--- start of INPUT ---
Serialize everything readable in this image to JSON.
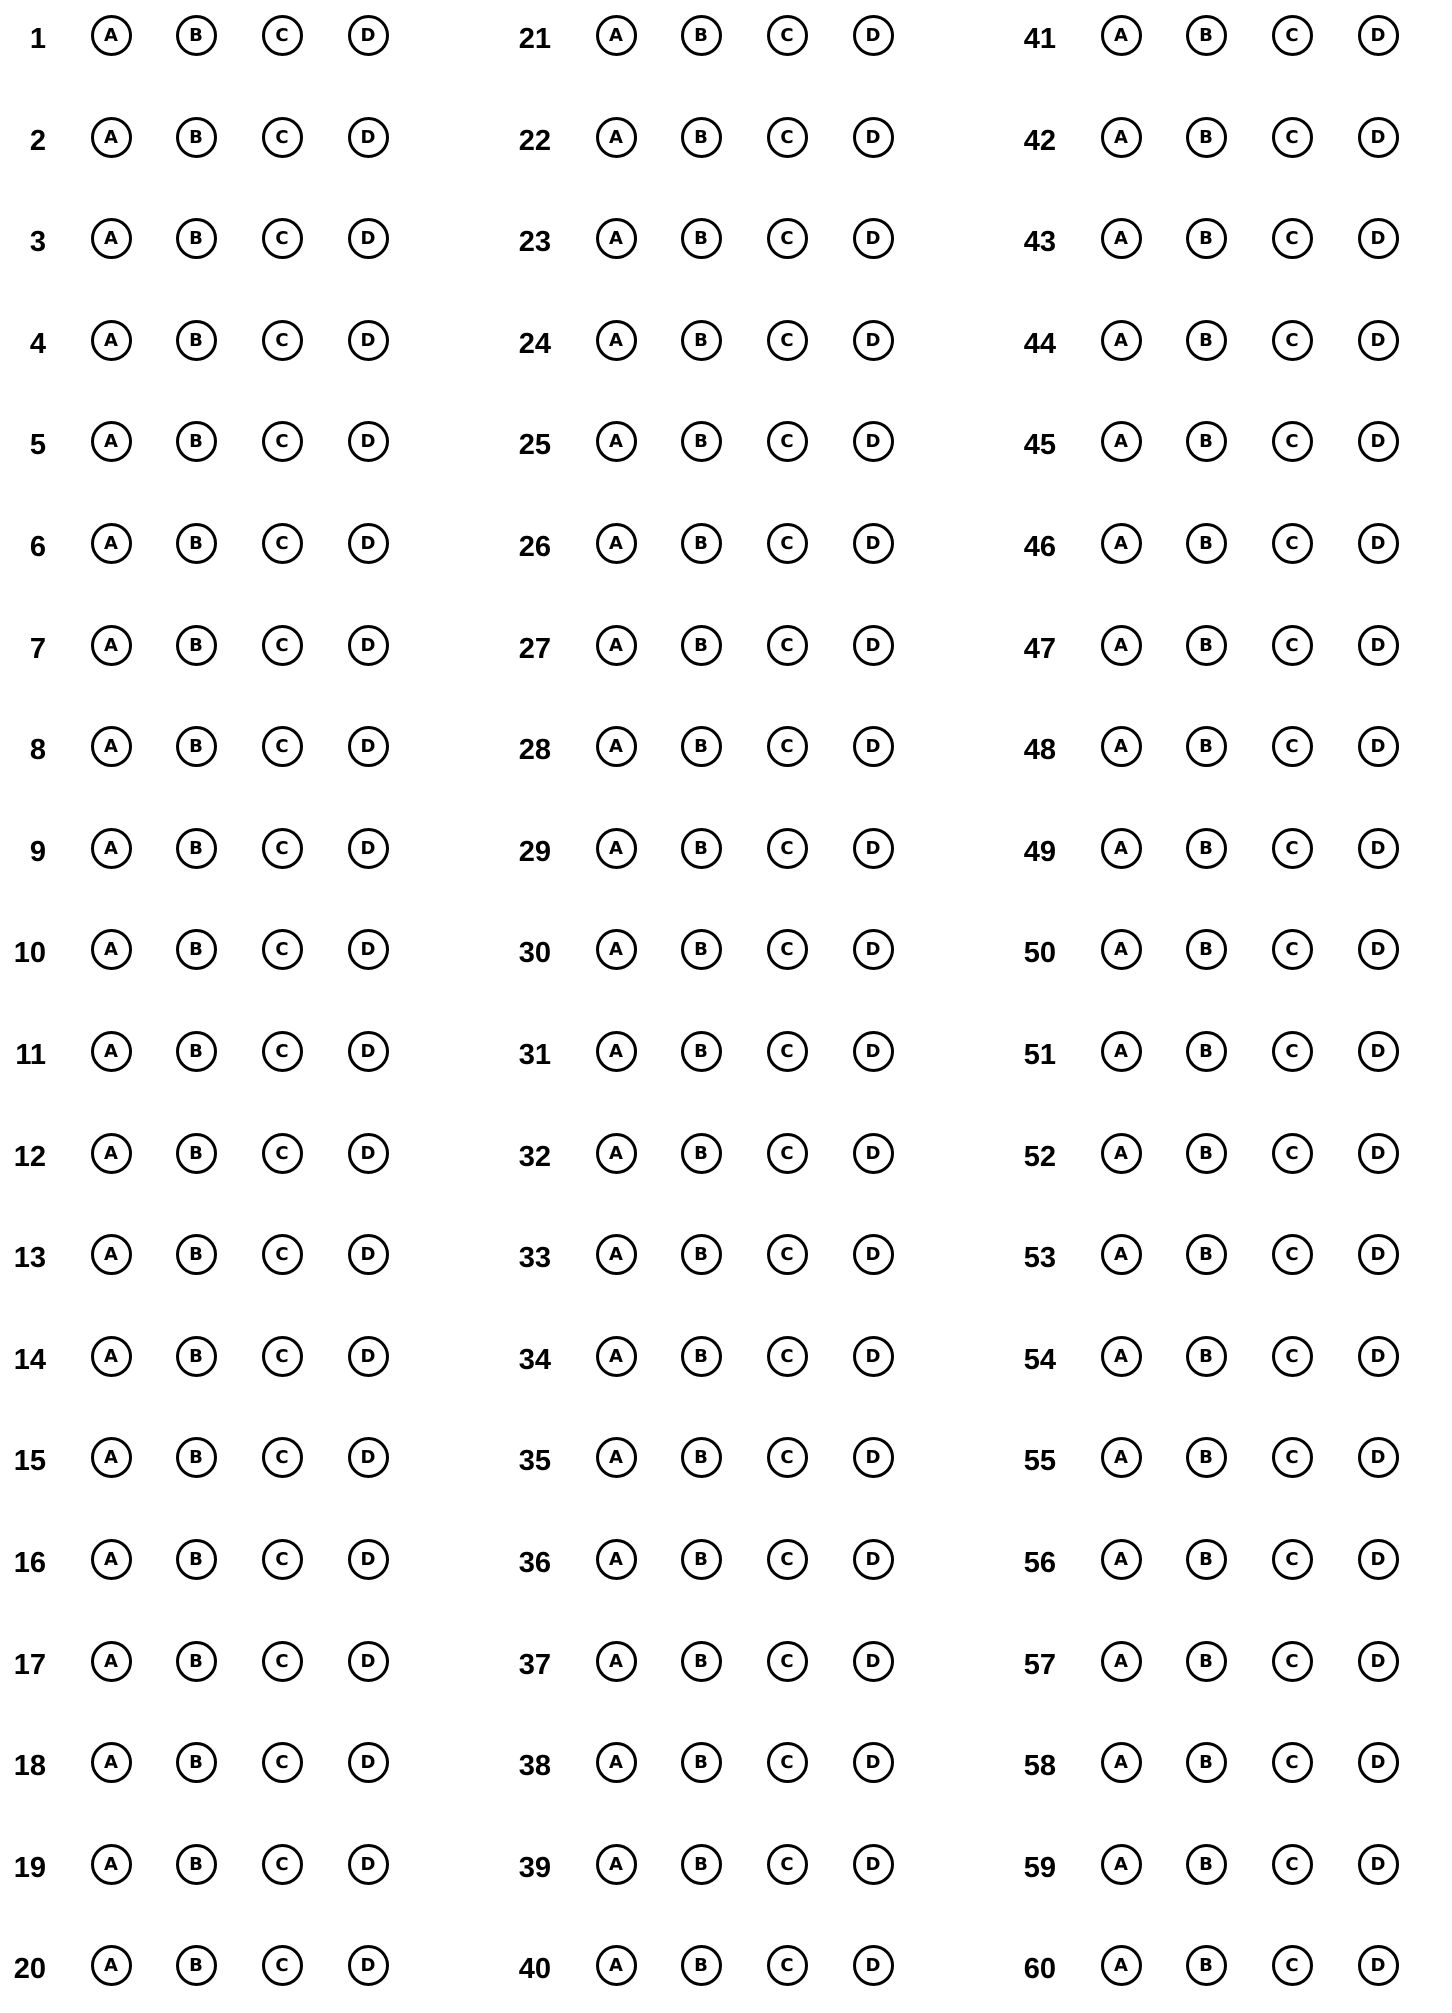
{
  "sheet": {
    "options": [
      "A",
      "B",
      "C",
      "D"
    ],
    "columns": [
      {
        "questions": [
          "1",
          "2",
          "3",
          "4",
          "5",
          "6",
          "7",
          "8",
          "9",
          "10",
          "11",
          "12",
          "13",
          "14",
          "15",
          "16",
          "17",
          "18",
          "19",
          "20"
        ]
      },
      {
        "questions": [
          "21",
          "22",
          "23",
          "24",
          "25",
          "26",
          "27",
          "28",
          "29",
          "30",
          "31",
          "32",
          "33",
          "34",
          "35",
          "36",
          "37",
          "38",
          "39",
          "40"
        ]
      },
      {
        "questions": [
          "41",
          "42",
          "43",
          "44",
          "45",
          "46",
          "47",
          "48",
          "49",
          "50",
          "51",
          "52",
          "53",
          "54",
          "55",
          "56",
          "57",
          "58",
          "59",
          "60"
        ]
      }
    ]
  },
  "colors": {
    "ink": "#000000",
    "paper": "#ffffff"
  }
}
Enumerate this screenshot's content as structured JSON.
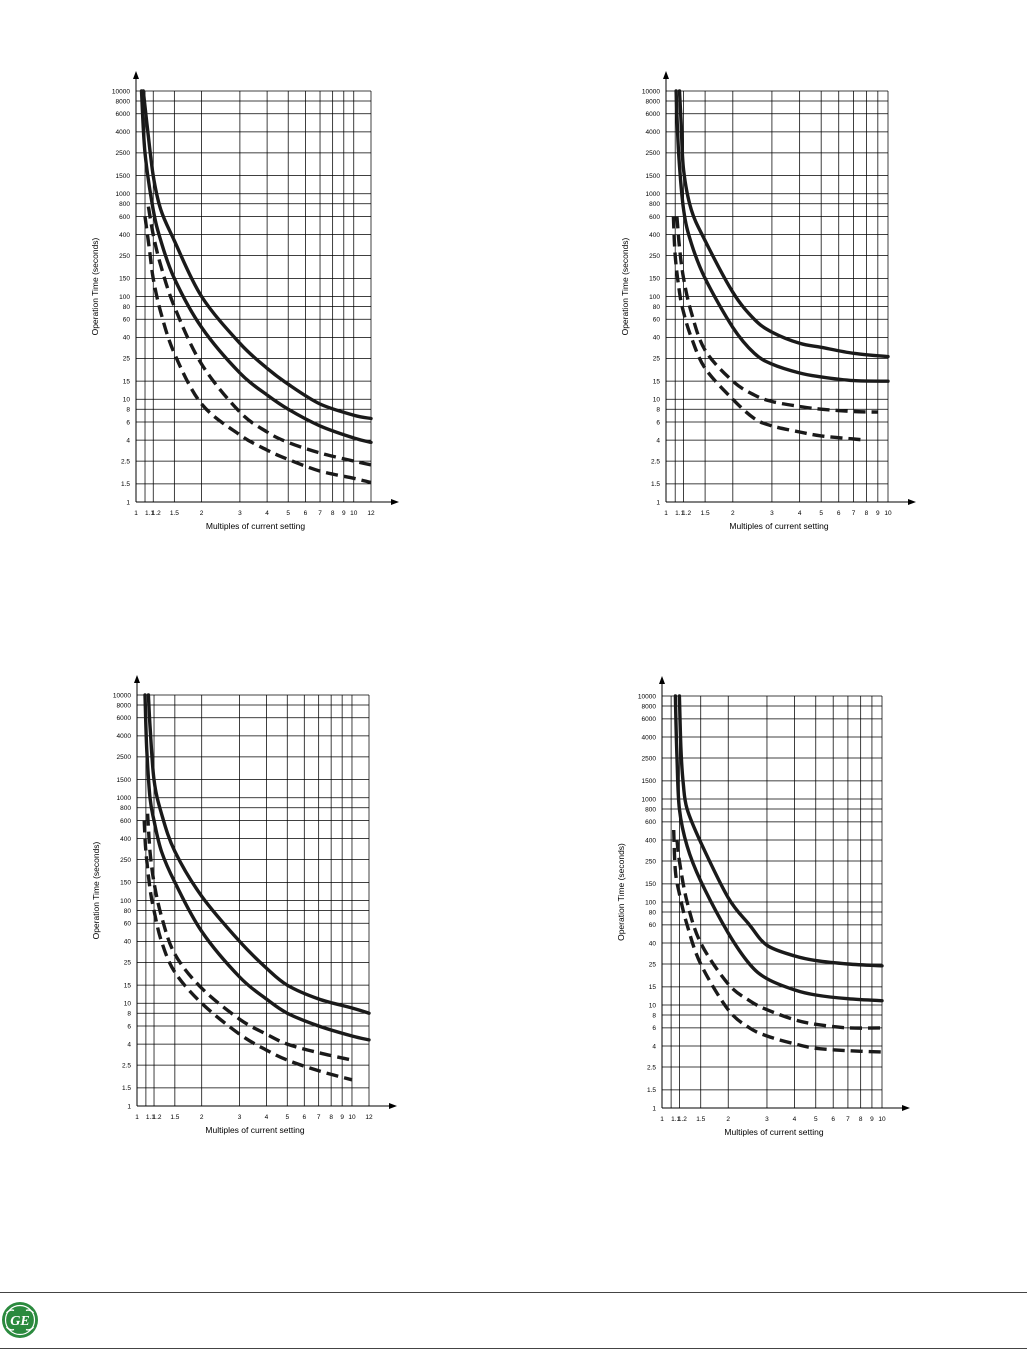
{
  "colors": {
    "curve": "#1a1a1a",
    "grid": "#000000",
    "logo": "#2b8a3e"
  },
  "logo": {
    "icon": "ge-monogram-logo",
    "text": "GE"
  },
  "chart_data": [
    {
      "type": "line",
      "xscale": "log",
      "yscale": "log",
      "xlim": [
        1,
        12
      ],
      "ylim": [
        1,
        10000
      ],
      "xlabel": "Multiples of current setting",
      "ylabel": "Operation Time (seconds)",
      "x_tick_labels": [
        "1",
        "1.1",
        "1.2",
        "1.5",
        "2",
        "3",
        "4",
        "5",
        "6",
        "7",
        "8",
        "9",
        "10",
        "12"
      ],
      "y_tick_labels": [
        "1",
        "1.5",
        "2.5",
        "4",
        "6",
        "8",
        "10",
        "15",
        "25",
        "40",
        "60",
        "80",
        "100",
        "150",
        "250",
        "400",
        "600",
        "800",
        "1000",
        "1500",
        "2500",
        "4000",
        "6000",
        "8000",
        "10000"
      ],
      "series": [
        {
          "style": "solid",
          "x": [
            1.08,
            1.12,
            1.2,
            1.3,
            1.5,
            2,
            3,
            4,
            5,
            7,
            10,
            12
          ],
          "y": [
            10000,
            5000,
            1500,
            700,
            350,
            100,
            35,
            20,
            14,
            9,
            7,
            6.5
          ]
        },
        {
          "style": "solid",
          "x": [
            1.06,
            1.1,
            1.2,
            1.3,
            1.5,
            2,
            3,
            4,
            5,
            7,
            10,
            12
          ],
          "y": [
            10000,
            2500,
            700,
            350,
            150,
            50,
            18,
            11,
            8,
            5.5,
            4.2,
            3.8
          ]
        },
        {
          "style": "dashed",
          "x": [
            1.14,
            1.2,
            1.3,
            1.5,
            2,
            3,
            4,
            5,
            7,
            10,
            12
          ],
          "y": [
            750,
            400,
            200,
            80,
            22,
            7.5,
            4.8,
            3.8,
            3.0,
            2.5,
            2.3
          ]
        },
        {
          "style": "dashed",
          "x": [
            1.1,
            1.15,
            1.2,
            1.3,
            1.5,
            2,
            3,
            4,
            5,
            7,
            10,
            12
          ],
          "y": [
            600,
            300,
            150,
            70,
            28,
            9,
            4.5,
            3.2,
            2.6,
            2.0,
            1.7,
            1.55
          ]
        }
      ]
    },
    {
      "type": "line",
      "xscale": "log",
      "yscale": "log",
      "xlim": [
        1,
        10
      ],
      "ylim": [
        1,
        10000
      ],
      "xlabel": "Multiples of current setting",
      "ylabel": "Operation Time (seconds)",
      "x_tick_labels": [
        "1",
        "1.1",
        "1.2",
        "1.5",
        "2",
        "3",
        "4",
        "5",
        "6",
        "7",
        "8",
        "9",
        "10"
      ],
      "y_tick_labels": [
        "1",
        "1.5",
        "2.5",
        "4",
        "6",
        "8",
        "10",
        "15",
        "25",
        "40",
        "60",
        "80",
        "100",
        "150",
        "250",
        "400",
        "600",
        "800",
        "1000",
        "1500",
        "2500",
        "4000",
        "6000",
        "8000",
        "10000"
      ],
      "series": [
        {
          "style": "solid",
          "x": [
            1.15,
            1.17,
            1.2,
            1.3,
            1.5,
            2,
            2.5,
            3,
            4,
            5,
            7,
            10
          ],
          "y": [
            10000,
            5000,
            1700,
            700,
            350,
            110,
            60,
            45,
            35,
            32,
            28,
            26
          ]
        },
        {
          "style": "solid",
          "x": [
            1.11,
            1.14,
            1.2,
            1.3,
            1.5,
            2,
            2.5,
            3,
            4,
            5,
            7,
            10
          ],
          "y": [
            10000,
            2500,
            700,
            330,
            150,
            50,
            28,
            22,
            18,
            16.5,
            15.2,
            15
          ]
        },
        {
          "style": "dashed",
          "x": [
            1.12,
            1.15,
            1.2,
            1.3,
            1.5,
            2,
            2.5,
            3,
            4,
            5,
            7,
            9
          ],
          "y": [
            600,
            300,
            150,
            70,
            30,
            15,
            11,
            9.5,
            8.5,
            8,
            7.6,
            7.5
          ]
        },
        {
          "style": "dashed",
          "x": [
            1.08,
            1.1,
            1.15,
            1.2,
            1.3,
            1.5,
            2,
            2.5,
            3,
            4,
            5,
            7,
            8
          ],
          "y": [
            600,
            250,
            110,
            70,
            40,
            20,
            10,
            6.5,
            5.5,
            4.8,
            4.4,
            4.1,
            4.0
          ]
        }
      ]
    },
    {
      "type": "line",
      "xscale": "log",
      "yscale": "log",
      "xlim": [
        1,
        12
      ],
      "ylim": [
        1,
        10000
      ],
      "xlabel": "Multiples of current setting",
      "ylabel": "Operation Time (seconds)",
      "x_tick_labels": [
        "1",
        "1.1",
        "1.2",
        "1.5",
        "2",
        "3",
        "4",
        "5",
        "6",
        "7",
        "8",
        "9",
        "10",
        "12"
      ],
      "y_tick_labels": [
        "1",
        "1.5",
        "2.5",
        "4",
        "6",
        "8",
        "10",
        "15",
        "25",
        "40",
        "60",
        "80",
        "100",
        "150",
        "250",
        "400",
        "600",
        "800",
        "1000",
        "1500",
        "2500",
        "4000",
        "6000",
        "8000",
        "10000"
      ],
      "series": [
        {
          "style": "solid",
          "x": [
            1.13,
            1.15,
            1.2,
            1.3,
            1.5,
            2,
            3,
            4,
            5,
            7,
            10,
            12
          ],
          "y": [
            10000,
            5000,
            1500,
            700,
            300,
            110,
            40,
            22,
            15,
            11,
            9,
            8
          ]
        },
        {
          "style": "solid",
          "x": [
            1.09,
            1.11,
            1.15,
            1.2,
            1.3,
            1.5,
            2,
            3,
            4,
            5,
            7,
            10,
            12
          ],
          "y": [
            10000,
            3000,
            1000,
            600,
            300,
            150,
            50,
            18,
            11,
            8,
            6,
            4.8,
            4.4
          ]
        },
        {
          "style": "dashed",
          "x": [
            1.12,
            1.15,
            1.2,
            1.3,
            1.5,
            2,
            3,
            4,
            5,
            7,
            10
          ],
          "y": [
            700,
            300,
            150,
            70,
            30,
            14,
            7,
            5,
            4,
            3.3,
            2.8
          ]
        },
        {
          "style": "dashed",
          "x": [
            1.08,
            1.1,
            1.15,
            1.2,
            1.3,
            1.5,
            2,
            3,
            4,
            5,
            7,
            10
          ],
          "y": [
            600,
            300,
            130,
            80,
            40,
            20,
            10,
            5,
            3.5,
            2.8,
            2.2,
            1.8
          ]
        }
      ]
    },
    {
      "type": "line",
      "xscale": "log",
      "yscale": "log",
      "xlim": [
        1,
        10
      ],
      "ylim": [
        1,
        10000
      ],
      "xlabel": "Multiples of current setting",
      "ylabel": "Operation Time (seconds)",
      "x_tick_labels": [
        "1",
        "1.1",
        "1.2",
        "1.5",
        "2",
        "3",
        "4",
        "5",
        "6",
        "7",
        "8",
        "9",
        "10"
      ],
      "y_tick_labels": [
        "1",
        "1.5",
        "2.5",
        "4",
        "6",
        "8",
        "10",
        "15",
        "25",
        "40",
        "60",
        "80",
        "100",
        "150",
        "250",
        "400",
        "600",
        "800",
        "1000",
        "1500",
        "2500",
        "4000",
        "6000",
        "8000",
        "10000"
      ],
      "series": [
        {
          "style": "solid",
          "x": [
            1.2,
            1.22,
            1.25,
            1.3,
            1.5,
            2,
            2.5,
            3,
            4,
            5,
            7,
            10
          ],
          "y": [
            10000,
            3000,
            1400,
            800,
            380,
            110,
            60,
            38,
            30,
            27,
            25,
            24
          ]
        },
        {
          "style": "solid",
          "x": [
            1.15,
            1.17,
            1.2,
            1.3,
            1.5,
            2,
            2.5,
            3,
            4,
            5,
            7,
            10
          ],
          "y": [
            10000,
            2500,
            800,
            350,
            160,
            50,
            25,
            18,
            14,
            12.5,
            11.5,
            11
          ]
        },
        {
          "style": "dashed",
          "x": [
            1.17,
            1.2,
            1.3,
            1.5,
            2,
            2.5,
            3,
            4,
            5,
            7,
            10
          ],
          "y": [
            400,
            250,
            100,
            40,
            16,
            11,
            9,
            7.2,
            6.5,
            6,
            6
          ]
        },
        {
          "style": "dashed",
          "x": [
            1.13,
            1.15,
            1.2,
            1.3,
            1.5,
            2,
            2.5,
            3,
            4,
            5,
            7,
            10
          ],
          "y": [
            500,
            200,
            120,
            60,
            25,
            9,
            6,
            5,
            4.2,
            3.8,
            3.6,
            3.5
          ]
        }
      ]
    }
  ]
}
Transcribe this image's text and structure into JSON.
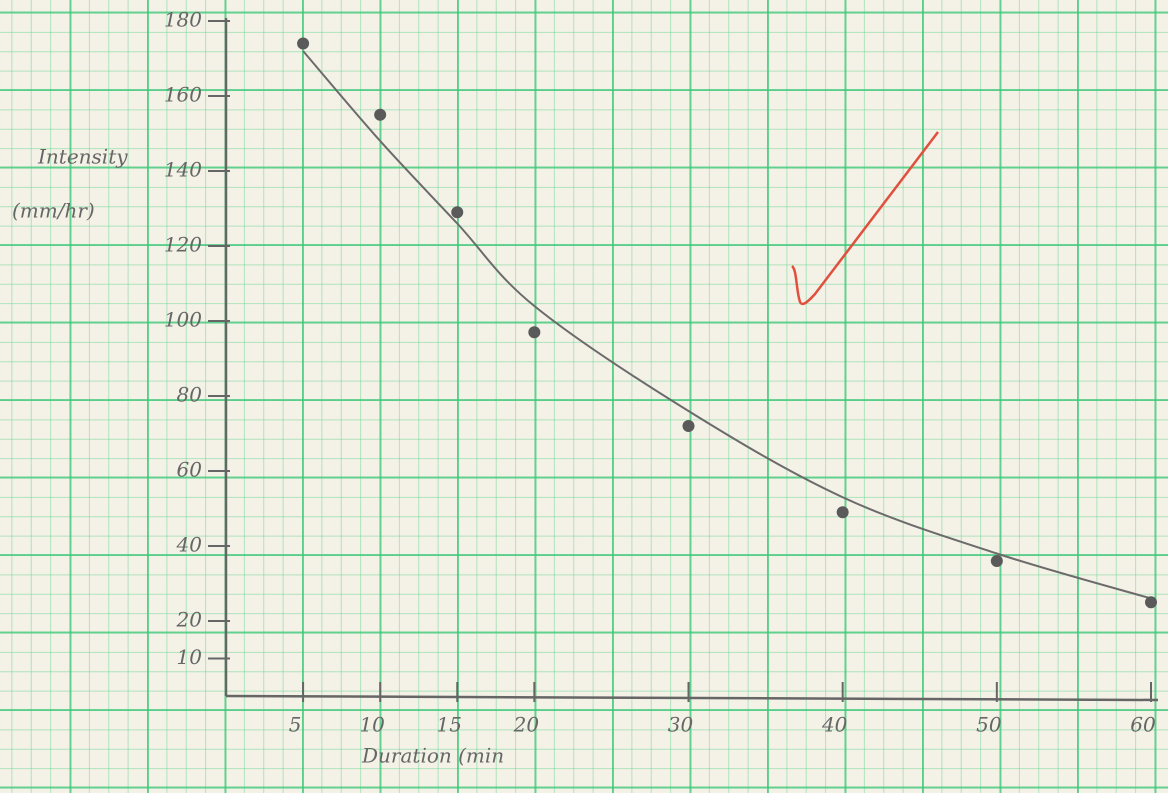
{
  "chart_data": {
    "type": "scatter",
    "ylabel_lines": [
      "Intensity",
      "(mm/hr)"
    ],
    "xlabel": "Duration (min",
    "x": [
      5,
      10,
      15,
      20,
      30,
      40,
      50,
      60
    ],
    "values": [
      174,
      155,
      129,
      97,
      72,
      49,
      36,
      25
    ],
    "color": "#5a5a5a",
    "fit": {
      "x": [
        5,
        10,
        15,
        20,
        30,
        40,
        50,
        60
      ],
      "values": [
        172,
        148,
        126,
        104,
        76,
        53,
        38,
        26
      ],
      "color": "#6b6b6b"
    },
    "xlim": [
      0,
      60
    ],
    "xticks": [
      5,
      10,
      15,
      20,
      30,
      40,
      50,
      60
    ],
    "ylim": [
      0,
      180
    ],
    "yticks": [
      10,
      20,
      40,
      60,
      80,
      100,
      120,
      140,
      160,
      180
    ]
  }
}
--- end of INPUT ---
● AIM OF THE EXERCISE
Write out every line of the listing that holds the word "this".

● RESPONSE BELOW
Serialize everything readable in this image to JSON.
Enumerate this screenshot's content as structured JSON.
Transcribe this image's text and structure into JSON.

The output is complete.